• _What is asked_:
Quote each line of the material verbatim, without the pictures.

• _The records_:
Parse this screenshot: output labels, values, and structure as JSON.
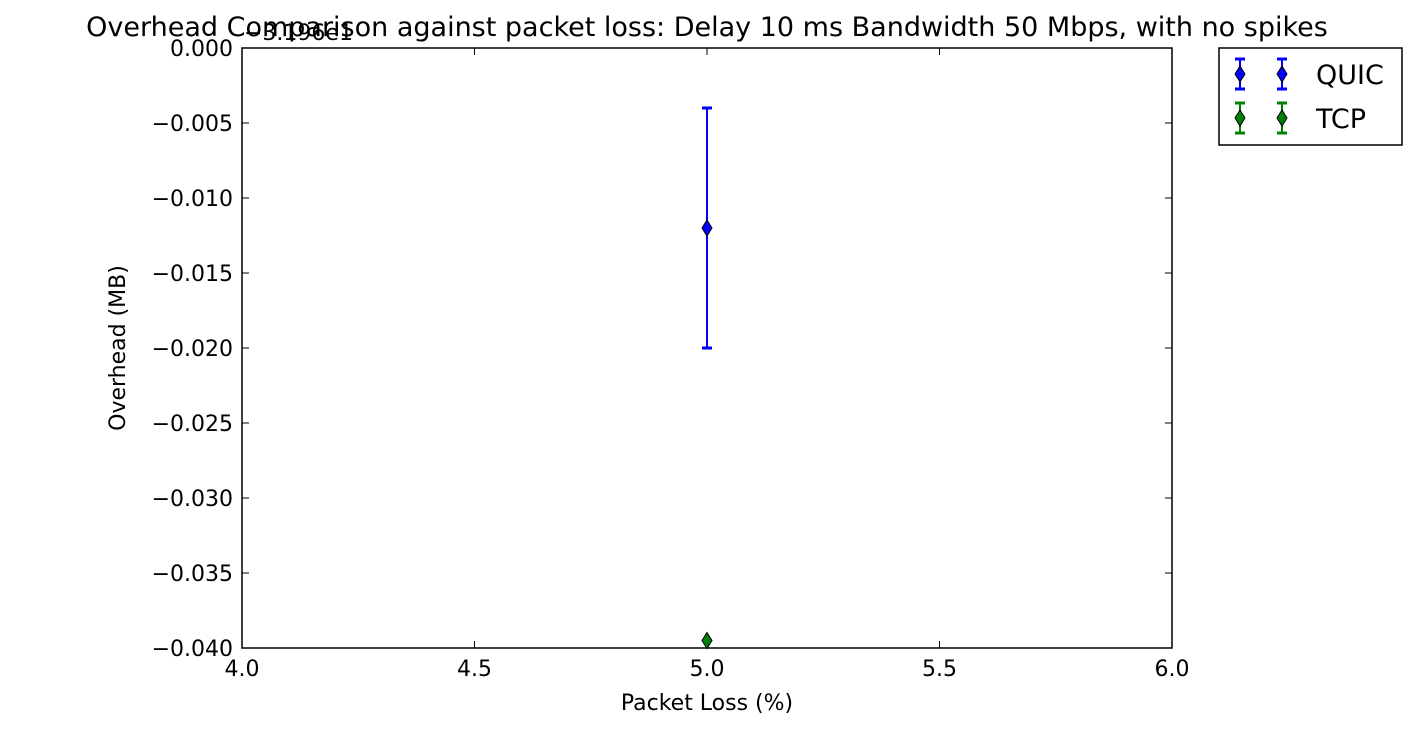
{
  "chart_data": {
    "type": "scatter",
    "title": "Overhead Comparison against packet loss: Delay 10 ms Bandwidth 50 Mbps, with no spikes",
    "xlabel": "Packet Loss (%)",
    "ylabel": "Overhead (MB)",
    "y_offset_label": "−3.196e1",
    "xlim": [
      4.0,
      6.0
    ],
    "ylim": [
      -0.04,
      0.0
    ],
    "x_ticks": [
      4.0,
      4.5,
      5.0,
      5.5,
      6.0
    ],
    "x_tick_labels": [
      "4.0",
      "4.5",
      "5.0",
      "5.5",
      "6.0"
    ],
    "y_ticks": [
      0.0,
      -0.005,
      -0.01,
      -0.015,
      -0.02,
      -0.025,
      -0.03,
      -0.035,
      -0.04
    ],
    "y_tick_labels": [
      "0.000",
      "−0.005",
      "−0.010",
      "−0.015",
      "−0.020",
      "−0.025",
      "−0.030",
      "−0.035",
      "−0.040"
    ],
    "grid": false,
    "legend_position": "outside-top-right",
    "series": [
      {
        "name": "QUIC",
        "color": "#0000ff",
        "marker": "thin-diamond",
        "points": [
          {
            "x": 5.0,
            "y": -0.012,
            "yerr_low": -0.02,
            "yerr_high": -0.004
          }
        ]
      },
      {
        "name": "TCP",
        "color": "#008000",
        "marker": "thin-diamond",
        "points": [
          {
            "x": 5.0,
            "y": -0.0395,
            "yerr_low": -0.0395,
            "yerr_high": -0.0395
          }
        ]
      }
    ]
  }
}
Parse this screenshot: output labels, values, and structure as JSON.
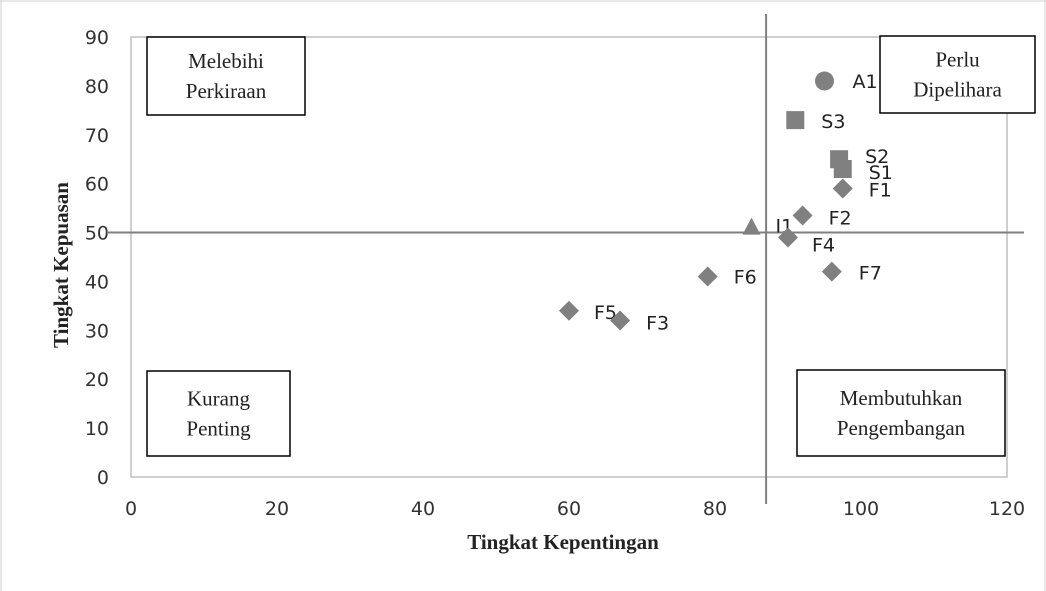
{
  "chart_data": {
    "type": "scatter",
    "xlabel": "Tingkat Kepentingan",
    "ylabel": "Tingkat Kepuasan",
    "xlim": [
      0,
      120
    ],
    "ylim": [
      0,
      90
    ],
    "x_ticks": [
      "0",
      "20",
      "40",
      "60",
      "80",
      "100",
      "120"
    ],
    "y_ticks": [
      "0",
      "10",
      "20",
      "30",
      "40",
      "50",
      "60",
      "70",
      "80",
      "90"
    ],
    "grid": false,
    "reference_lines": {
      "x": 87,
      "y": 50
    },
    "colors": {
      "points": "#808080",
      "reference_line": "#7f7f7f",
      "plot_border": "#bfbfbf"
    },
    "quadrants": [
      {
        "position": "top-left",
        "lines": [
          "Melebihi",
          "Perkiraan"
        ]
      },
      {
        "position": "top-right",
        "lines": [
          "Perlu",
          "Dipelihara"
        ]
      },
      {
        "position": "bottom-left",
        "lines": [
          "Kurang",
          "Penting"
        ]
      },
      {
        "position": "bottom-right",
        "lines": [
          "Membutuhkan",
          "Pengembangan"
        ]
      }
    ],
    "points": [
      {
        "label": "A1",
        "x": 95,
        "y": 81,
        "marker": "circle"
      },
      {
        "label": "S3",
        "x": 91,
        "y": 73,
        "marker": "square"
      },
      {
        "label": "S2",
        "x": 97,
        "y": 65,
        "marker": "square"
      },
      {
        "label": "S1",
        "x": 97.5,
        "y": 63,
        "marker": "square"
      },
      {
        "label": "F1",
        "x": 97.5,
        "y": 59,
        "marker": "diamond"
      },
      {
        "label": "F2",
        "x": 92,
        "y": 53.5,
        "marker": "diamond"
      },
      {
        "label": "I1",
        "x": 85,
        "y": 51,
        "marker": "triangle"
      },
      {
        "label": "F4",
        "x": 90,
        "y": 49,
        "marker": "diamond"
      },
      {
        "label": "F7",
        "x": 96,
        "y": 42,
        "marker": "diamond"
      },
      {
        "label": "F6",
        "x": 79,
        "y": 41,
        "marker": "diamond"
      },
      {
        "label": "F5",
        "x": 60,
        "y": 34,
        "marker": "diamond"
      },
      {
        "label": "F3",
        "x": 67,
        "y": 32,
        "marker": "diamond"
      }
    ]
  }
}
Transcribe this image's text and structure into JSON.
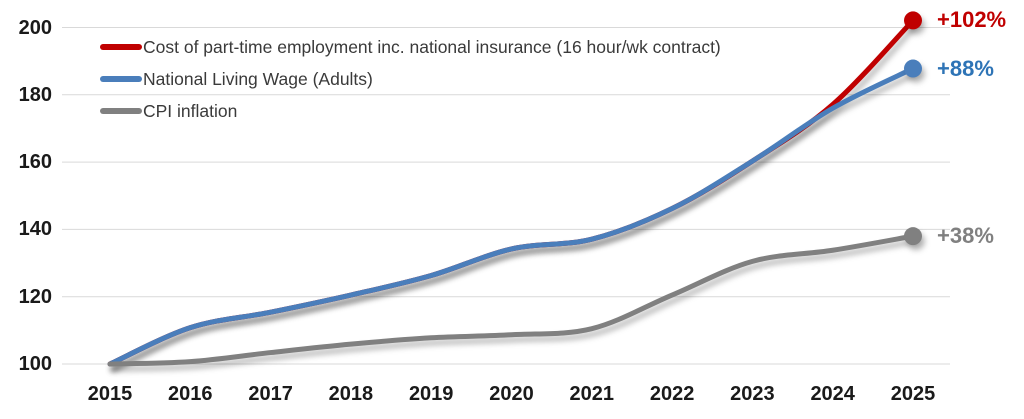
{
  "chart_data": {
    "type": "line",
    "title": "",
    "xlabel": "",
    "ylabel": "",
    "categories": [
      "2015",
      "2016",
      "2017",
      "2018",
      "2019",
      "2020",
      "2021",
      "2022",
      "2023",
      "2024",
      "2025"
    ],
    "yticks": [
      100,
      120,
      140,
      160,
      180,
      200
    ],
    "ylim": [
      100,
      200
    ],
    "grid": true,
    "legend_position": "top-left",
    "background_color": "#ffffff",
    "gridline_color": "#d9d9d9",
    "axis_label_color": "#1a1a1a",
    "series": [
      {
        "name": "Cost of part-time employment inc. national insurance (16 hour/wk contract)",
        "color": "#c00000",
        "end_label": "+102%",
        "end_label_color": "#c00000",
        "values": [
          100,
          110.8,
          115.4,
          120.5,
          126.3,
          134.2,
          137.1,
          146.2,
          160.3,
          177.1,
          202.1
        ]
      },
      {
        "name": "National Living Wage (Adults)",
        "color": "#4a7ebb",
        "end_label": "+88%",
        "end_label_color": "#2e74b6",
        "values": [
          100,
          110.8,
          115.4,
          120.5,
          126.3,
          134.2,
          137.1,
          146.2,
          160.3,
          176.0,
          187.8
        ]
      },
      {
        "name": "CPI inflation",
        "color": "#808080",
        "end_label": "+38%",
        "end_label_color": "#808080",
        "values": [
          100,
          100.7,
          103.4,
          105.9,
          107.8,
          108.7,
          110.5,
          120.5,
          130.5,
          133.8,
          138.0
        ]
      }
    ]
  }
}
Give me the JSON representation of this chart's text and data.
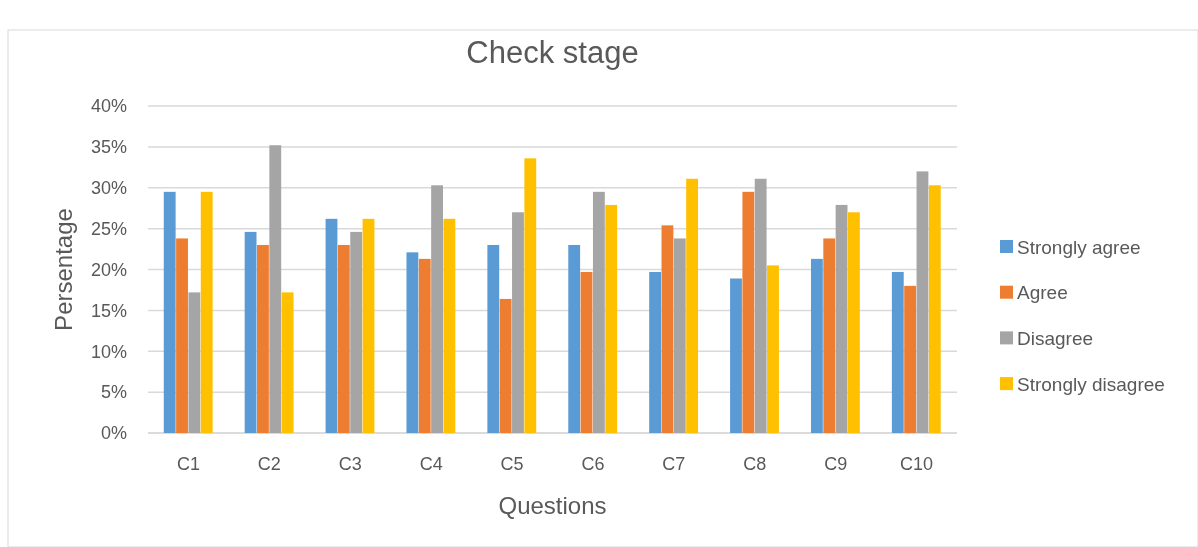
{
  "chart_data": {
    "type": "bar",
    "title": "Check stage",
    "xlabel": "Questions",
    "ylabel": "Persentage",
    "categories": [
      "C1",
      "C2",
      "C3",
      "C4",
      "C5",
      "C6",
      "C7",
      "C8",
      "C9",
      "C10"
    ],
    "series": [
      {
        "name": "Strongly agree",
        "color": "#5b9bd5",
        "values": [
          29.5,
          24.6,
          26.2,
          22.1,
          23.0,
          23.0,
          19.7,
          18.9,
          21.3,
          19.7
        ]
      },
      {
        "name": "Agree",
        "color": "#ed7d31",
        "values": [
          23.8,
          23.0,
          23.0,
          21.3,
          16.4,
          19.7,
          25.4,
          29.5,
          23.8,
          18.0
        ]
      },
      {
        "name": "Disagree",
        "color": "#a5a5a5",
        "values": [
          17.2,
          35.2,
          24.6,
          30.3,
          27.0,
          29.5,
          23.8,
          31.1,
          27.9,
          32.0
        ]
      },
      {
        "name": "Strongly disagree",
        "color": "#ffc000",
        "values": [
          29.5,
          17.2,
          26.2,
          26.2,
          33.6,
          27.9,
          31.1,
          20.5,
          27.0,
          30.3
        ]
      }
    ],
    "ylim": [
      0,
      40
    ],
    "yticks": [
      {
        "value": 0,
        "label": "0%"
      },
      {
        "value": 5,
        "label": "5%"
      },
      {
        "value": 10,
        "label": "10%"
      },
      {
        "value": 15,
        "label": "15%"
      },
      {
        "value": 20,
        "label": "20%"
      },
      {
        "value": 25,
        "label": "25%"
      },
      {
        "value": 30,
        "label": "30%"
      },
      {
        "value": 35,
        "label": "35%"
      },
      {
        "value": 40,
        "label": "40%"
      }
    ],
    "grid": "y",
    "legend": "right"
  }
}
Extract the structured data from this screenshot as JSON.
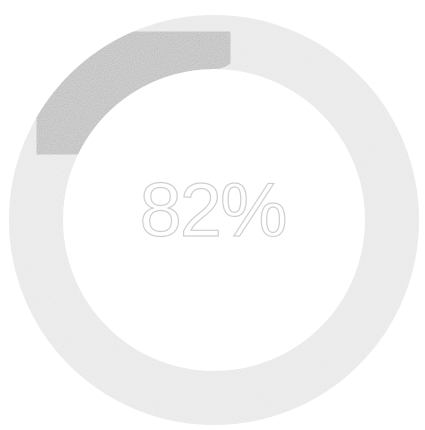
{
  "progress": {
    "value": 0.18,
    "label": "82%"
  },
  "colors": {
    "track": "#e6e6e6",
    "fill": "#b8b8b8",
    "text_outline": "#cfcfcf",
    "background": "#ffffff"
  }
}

• _Answer to the task_:
Parse this screenshot: output labels, values, and structure as JSON.
{
  "chart_data": {
    "type": "scatter",
    "title": "Overhead Comparison against packet loss: Delay 10 ms Bandwidth 50 Mbps, with no spikes",
    "xlabel": "Packet Loss (%)",
    "ylabel": "Overhead (MB)",
    "y_offset_label": "−3.196e1",
    "xlim": [
      4.0,
      6.0
    ],
    "ylim": [
      -0.04,
      0.0
    ],
    "x_ticks": [
      4.0,
      4.5,
      5.0,
      5.5,
      6.0
    ],
    "x_tick_labels": [
      "4.0",
      "4.5",
      "5.0",
      "5.5",
      "6.0"
    ],
    "y_ticks": [
      0.0,
      -0.005,
      -0.01,
      -0.015,
      -0.02,
      -0.025,
      -0.03,
      -0.035,
      -0.04
    ],
    "y_tick_labels": [
      "0.000",
      "−0.005",
      "−0.010",
      "−0.015",
      "−0.020",
      "−0.025",
      "−0.030",
      "−0.035",
      "−0.040"
    ],
    "grid": false,
    "legend_position": "outside-top-right",
    "series": [
      {
        "name": "QUIC",
        "color": "#0000ff",
        "marker": "thin-diamond",
        "points": [
          {
            "x": 5.0,
            "y": -0.012,
            "yerr_low": -0.02,
            "yerr_high": -0.004
          }
        ]
      },
      {
        "name": "TCP",
        "color": "#008000",
        "marker": "thin-diamond",
        "points": [
          {
            "x": 5.0,
            "y": -0.0395,
            "yerr_low": -0.0395,
            "yerr_high": -0.0395
          }
        ]
      }
    ]
  }
}
Parse this screenshot: output labels, values, and structure as JSON.
{
  "chart_data": {
    "type": "scatter",
    "xlabel": "Tingkat Kepentingan",
    "ylabel": "Tingkat Kepuasan",
    "xlim": [
      0,
      120
    ],
    "ylim": [
      0,
      90
    ],
    "x_ticks": [
      "0",
      "20",
      "40",
      "60",
      "80",
      "100",
      "120"
    ],
    "y_ticks": [
      "0",
      "10",
      "20",
      "30",
      "40",
      "50",
      "60",
      "70",
      "80",
      "90"
    ],
    "grid": false,
    "reference_lines": {
      "x": 87,
      "y": 50
    },
    "colors": {
      "points": "#808080",
      "reference_line": "#7f7f7f",
      "plot_border": "#bfbfbf"
    },
    "quadrants": [
      {
        "position": "top-left",
        "lines": [
          "Melebihi",
          "Perkiraan"
        ]
      },
      {
        "position": "top-right",
        "lines": [
          "Perlu",
          "Dipelihara"
        ]
      },
      {
        "position": "bottom-left",
        "lines": [
          "Kurang",
          "Penting"
        ]
      },
      {
        "position": "bottom-right",
        "lines": [
          "Membutuhkan",
          "Pengembangan"
        ]
      }
    ],
    "points": [
      {
        "label": "A1",
        "x": 95,
        "y": 81,
        "marker": "circle"
      },
      {
        "label": "S3",
        "x": 91,
        "y": 73,
        "marker": "square"
      },
      {
        "label": "S2",
        "x": 97,
        "y": 65,
        "marker": "square"
      },
      {
        "label": "S1",
        "x": 97.5,
        "y": 63,
        "marker": "square"
      },
      {
        "label": "F1",
        "x": 97.5,
        "y": 59,
        "marker": "diamond"
      },
      {
        "label": "F2",
        "x": 92,
        "y": 53.5,
        "marker": "diamond"
      },
      {
        "label": "I1",
        "x": 85,
        "y": 51,
        "marker": "triangle"
      },
      {
        "label": "F4",
        "x": 90,
        "y": 49,
        "marker": "diamond"
      },
      {
        "label": "F7",
        "x": 96,
        "y": 42,
        "marker": "diamond"
      },
      {
        "label": "F6",
        "x": 79,
        "y": 41,
        "marker": "diamond"
      },
      {
        "label": "F5",
        "x": 60,
        "y": 34,
        "marker": "diamond"
      },
      {
        "label": "F3",
        "x": 67,
        "y": 32,
        "marker": "diamond"
      }
    ]
  }
}
Transcribe this image's text and structure into JSON.
{
  "chart_data": {
    "type": "line",
    "title": "",
    "xlabel": "",
    "ylabel": "",
    "categories": [
      "2015",
      "2016",
      "2017",
      "2018",
      "2019",
      "2020",
      "2021",
      "2022",
      "2023",
      "2024",
      "2025"
    ],
    "yticks": [
      100,
      120,
      140,
      160,
      180,
      200
    ],
    "ylim": [
      100,
      200
    ],
    "grid": true,
    "legend_position": "top-left",
    "background_color": "#ffffff",
    "gridline_color": "#d9d9d9",
    "axis_label_color": "#1a1a1a",
    "series": [
      {
        "name": "Cost of part-time employment inc. national insurance (16 hour/wk contract)",
        "color": "#c00000",
        "end_label": "+102%",
        "end_label_color": "#c00000",
        "values": [
          100,
          110.8,
          115.4,
          120.5,
          126.3,
          134.2,
          137.1,
          146.2,
          160.3,
          177.1,
          202.1
        ]
      },
      {
        "name": "National Living Wage (Adults)",
        "color": "#4a7ebb",
        "end_label": "+88%",
        "end_label_color": "#2e74b6",
        "values": [
          100,
          110.8,
          115.4,
          120.5,
          126.3,
          134.2,
          137.1,
          146.2,
          160.3,
          176.0,
          187.8
        ]
      },
      {
        "name": "CPI inflation",
        "color": "#808080",
        "end_label": "+38%",
        "end_label_color": "#808080",
        "values": [
          100,
          100.7,
          103.4,
          105.9,
          107.8,
          108.7,
          110.5,
          120.5,
          130.5,
          133.8,
          138.0
        ]
      }
    ]
  }
}
Give me the JSON representation of this chart's text and data.
{
  "chart_data": {
    "type": "bar",
    "title": "Check stage",
    "xlabel": "Questions",
    "ylabel": "Persentage",
    "categories": [
      "C1",
      "C2",
      "C3",
      "C4",
      "C5",
      "C6",
      "C7",
      "C8",
      "C9",
      "C10"
    ],
    "series": [
      {
        "name": "Strongly agree",
        "color": "#5b9bd5",
        "values": [
          29.5,
          24.6,
          26.2,
          22.1,
          23.0,
          23.0,
          19.7,
          18.9,
          21.3,
          19.7
        ]
      },
      {
        "name": "Agree",
        "color": "#ed7d31",
        "values": [
          23.8,
          23.0,
          23.0,
          21.3,
          16.4,
          19.7,
          25.4,
          29.5,
          23.8,
          18.0
        ]
      },
      {
        "name": "Disagree",
        "color": "#a5a5a5",
        "values": [
          17.2,
          35.2,
          24.6,
          30.3,
          27.0,
          29.5,
          23.8,
          31.1,
          27.9,
          32.0
        ]
      },
      {
        "name": "Strongly disagree",
        "color": "#ffc000",
        "values": [
          29.5,
          17.2,
          26.2,
          26.2,
          33.6,
          27.9,
          31.1,
          20.5,
          27.0,
          30.3
        ]
      }
    ],
    "ylim": [
      0,
      40
    ],
    "yticks": [
      {
        "value": 0,
        "label": "0%"
      },
      {
        "value": 5,
        "label": "5%"
      },
      {
        "value": 10,
        "label": "10%"
      },
      {
        "value": 15,
        "label": "15%"
      },
      {
        "value": 20,
        "label": "20%"
      },
      {
        "value": 25,
        "label": "25%"
      },
      {
        "value": 30,
        "label": "30%"
      },
      {
        "value": 35,
        "label": "35%"
      },
      {
        "value": 40,
        "label": "40%"
      }
    ],
    "grid": "y",
    "legend": "right"
  }
}
Extract the structured data from this screenshot as JSON.
{
  "progress": {
    "value": 0.18,
    "label": "82%"
  },
  "colors": {
    "track": "#e6e6e6",
    "fill": "#b8b8b8",
    "text_outline": "#cfcfcf",
    "background": "#ffffff"
  }
}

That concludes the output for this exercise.